— START EXCERPTED DATA —

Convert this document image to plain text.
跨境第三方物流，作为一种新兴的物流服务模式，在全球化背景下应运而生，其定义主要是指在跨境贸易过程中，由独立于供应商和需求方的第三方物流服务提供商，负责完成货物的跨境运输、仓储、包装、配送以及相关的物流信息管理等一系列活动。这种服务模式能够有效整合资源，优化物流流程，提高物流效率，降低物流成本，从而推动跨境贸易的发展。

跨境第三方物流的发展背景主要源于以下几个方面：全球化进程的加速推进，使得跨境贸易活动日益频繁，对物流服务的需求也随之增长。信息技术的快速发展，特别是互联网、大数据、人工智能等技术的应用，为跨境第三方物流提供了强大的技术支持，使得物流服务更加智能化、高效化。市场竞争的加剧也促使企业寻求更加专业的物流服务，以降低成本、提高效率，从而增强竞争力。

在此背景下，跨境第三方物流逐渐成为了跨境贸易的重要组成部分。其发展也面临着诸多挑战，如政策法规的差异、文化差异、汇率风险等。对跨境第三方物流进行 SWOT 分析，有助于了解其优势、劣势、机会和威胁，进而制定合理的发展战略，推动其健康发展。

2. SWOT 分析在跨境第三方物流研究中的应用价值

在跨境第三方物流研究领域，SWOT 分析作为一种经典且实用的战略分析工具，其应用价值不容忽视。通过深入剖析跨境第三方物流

— END EXCERPTED DATA —

## PROBLEM DETAILS
All of the records must be retyped exactly as they are.

## WORKED SOLUTION
Convert this document image to plain text.
跨境第三方物流，作为一种新兴的物流服务模式，在全球化背景下应运而生，其定义主要是指在跨境贸易过程中，由独立于供应商和需求方的第三方物流服务提供商，负责完成货物的跨境运输、仓储、包装、配送以及相关的物流信息管理等一系列活动。这种服务模式能够有效整合资源，优化物流流程，提高物流效率，降低物流成本，从而推动跨境贸易的发展。

跨境第三方物流的发展背景主要源于以下几个方面：全球化进程的加速推进，使得跨境贸易活动日益频繁，对物流服务的需求也随之增长。信息技术的快速发展，特别是互联网、大数据、人工智能等技术的应用，为跨境第三方物流提供了强大的技术支持，使得物流服务更加智能化、高效化。市场竞争的加剧也促使企业寻求更加专业的物流服务，以降低成本、提高效率，从而增强竞争力。

在此背景下，跨境第三方物流逐渐成为了跨境贸易的重要组成部分。其发展也面临着诸多挑战，如政策法规的差异、文化差异、汇率风险等。对跨境第三方物流进行 SWOT 分析，有助于了解其优势、劣势、机会和威胁，进而制定合理的发展战略，推动其健康发展。

2. SWOT 分析在跨境第三方物流研究中的应用价值

在跨境第三方物流研究领域，SWOT 分析作为一种经典且实用的战略分析工具，其应用价值不容忽视。通过深入剖析跨境第三方物流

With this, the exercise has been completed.